(Data records for software interfaces)
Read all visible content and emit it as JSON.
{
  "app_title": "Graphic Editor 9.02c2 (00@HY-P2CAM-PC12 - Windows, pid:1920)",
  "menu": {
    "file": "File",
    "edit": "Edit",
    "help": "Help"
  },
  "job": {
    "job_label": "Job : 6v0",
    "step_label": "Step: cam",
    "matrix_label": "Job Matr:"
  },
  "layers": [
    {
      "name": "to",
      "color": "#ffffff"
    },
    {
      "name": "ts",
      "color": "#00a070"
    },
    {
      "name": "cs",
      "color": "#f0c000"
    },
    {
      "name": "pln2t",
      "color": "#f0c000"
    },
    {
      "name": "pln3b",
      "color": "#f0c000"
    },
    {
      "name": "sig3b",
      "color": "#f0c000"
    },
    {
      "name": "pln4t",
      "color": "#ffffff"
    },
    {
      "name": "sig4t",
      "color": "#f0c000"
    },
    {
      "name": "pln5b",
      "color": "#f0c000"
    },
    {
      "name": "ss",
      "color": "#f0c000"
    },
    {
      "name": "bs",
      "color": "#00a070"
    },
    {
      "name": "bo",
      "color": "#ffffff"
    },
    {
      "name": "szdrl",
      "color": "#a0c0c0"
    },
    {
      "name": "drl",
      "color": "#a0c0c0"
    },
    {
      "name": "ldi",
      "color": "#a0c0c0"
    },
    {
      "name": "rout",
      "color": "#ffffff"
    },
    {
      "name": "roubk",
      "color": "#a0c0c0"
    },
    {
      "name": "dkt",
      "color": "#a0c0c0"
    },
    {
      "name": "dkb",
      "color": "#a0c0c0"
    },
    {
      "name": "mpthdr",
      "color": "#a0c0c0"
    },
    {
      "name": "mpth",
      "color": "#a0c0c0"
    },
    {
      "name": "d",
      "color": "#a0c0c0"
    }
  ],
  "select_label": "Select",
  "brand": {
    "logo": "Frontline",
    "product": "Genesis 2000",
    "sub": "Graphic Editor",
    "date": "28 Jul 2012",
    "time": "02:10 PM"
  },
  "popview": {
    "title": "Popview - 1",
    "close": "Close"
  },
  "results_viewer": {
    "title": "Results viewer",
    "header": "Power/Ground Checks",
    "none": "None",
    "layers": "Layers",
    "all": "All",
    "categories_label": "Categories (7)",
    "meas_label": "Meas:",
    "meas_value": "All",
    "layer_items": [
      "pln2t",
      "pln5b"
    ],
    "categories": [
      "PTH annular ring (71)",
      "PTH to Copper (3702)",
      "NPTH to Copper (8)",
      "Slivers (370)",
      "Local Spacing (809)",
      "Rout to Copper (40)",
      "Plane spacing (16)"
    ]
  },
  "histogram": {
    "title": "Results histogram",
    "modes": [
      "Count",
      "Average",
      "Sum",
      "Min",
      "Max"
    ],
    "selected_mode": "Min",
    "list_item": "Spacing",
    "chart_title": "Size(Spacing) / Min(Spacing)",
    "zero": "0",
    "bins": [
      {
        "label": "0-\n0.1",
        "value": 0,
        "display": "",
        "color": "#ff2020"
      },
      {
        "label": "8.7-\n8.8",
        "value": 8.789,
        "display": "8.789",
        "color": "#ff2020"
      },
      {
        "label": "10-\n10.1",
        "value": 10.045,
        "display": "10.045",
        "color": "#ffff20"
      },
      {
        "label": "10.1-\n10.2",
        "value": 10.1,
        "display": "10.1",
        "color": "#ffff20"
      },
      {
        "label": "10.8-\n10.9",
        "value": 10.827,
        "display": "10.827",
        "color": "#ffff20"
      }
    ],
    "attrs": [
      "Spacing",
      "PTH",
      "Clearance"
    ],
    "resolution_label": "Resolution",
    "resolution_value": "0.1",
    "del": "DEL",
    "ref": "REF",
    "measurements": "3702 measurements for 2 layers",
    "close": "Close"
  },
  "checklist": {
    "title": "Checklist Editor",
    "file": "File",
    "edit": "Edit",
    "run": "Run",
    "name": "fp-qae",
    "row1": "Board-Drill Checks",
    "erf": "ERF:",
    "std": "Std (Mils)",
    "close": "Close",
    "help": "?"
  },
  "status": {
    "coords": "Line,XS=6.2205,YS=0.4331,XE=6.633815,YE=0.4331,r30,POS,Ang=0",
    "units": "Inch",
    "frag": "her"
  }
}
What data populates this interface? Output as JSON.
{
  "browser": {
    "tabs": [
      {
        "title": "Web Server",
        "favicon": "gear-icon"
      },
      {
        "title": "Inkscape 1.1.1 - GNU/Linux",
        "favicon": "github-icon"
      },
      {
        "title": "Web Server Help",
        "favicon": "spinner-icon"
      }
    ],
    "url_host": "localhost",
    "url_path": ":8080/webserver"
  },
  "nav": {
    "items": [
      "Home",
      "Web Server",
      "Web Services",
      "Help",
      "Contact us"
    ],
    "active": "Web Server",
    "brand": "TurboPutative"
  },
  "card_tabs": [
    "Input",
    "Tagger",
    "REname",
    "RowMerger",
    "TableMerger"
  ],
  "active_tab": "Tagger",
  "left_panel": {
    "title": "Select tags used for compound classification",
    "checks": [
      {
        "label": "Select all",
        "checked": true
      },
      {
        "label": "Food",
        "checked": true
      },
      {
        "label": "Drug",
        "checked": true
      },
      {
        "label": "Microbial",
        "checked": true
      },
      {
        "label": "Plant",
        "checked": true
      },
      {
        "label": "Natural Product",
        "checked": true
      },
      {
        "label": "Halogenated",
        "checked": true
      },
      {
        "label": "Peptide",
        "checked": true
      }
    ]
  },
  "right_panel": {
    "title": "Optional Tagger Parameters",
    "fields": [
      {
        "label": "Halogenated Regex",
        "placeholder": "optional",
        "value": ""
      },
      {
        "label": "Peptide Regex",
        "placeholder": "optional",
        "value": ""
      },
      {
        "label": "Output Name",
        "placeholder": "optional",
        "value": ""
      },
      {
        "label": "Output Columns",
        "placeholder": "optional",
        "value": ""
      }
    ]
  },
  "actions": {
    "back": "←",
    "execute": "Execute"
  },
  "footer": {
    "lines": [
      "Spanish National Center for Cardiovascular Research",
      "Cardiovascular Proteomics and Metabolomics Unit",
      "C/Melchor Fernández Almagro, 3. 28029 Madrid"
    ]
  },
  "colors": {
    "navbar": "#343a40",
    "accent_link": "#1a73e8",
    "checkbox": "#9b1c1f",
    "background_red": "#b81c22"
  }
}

Aim of the exercise ▸
Each record above should be repeated exactly.

Task response ▸
Read all visible content and emit it as JSON.
{
  "app_title": "Graphic Editor 9.02c2 (00@HY-P2CAM-PC12 - Windows, pid:1920)",
  "menu": {
    "file": "File",
    "edit": "Edit",
    "help": "Help"
  },
  "job": {
    "job_label": "Job : 6v0",
    "step_label": "Step: cam",
    "matrix_label": "Job Matr:"
  },
  "layers": [
    {
      "name": "to",
      "color": "#ffffff"
    },
    {
      "name": "ts",
      "color": "#00a070"
    },
    {
      "name": "cs",
      "color": "#f0c000"
    },
    {
      "name": "pln2t",
      "color": "#f0c000"
    },
    {
      "name": "pln3b",
      "color": "#f0c000"
    },
    {
      "name": "sig3b",
      "color": "#f0c000"
    },
    {
      "name": "pln4t",
      "color": "#ffffff"
    },
    {
      "name": "sig4t",
      "color": "#f0c000"
    },
    {
      "name": "pln5b",
      "color": "#f0c000"
    },
    {
      "name": "ss",
      "color": "#f0c000"
    },
    {
      "name": "bs",
      "color": "#00a070"
    },
    {
      "name": "bo",
      "color": "#ffffff"
    },
    {
      "name": "szdrl",
      "color": "#a0c0c0"
    },
    {
      "name": "drl",
      "color": "#a0c0c0"
    },
    {
      "name": "ldi",
      "color": "#a0c0c0"
    },
    {
      "name": "rout",
      "color": "#ffffff"
    },
    {
      "name": "roubk",
      "color": "#a0c0c0"
    },
    {
      "name": "dkt",
      "color": "#a0c0c0"
    },
    {
      "name": "dkb",
      "color": "#a0c0c0"
    },
    {
      "name": "mpthdr",
      "color": "#a0c0c0"
    },
    {
      "name": "mpth",
      "color": "#a0c0c0"
    },
    {
      "name": "d",
      "color": "#a0c0c0"
    }
  ],
  "select_label": "Select",
  "brand": {
    "logo": "Frontline",
    "product": "Genesis 2000",
    "sub": "Graphic Editor",
    "date": "28 Jul 2012",
    "time": "02:10 PM"
  },
  "popview": {
    "title": "Popview - 1",
    "close": "Close"
  },
  "results_viewer": {
    "title": "Results viewer",
    "header": "Power/Ground Checks",
    "none": "None",
    "layers": "Layers",
    "all": "All",
    "categories_label": "Categories (7)",
    "meas_label": "Meas:",
    "meas_value": "All",
    "layer_items": [
      "pln2t",
      "pln5b"
    ],
    "categories": [
      "PTH annular ring (71)",
      "PTH to Copper (3702)",
      "NPTH to Copper (8)",
      "Slivers (370)",
      "Local Spacing (809)",
      "Rout to Copper (40)",
      "Plane spacing (16)"
    ]
  },
  "histogram": {
    "title": "Results histogram",
    "modes": [
      "Count",
      "Average",
      "Sum",
      "Min",
      "Max"
    ],
    "selected_mode": "Min",
    "list_item": "Spacing",
    "chart_title": "Size(Spacing) / Min(Spacing)",
    "zero": "0",
    "bins": [
      {
        "label": "0-\n0.1",
        "value": 0,
        "display": "",
        "color": "#ff2020"
      },
      {
        "label": "8.7-\n8.8",
        "value": 8.789,
        "display": "8.789",
        "color": "#ff2020"
      },
      {
        "label": "10-\n10.1",
        "value": 10.045,
        "display": "10.045",
        "color": "#ffff20"
      },
      {
        "label": "10.1-\n10.2",
        "value": 10.1,
        "display": "10.1",
        "color": "#ffff20"
      },
      {
        "label": "10.8-\n10.9",
        "value": 10.827,
        "display": "10.827",
        "color": "#ffff20"
      }
    ],
    "attrs": [
      "Spacing",
      "PTH",
      "Clearance"
    ],
    "resolution_label": "Resolution",
    "resolution_value": "0.1",
    "del": "DEL",
    "ref": "REF",
    "measurements": "3702 measurements for 2 layers",
    "close": "Close"
  },
  "checklist": {
    "title": "Checklist Editor",
    "file": "File",
    "edit": "Edit",
    "run": "Run",
    "name": "fp-qae",
    "row1": "Board-Drill Checks",
    "erf": "ERF:",
    "std": "Std (Mils)",
    "close": "Close",
    "help": "?"
  },
  "status": {
    "coords": "Line,XS=6.2205,YS=0.4331,XE=6.633815,YE=0.4331,r30,POS,Ang=0",
    "units": "Inch",
    "frag": "her"
  }
}
What data populates this interface? Output as JSON.
{
  "browser": {
    "tabs": [
      {
        "title": "Web Server",
        "favicon": "gear-icon"
      },
      {
        "title": "Inkscape 1.1.1 - GNU/Linux",
        "favicon": "github-icon"
      },
      {
        "title": "Web Server Help",
        "favicon": "spinner-icon"
      }
    ],
    "url_host": "localhost",
    "url_path": ":8080/webserver"
  },
  "nav": {
    "items": [
      "Home",
      "Web Server",
      "Web Services",
      "Help",
      "Contact us"
    ],
    "active": "Web Server",
    "brand": "TurboPutative"
  },
  "card_tabs": [
    "Input",
    "Tagger",
    "REname",
    "RowMerger",
    "TableMerger"
  ],
  "active_tab": "Tagger",
  "left_panel": {
    "title": "Select tags used for compound classification",
    "checks": [
      {
        "label": "Select all",
        "checked": true
      },
      {
        "label": "Food",
        "checked": true
      },
      {
        "label": "Drug",
        "checked": true
      },
      {
        "label": "Microbial",
        "checked": true
      },
      {
        "label": "Plant",
        "checked": true
      },
      {
        "label": "Natural Product",
        "checked": true
      },
      {
        "label": "Halogenated",
        "checked": true
      },
      {
        "label": "Peptide",
        "checked": true
      }
    ]
  },
  "right_panel": {
    "title": "Optional Tagger Parameters",
    "fields": [
      {
        "label": "Halogenated Regex",
        "placeholder": "optional",
        "value": ""
      },
      {
        "label": "Peptide Regex",
        "placeholder": "optional",
        "value": ""
      },
      {
        "label": "Output Name",
        "placeholder": "optional",
        "value": ""
      },
      {
        "label": "Output Columns",
        "placeholder": "optional",
        "value": ""
      }
    ]
  },
  "actions": {
    "back": "←",
    "execute": "Execute"
  },
  "footer": {
    "lines": [
      "Spanish National Center for Cardiovascular Research",
      "Cardiovascular Proteomics and Metabolomics Unit",
      "C/Melchor Fernández Almagro, 3. 28029 Madrid"
    ]
  },
  "colors": {
    "navbar": "#343a40",
    "accent_link": "#1a73e8",
    "checkbox": "#9b1c1f",
    "background_red": "#b81c22"
  }
}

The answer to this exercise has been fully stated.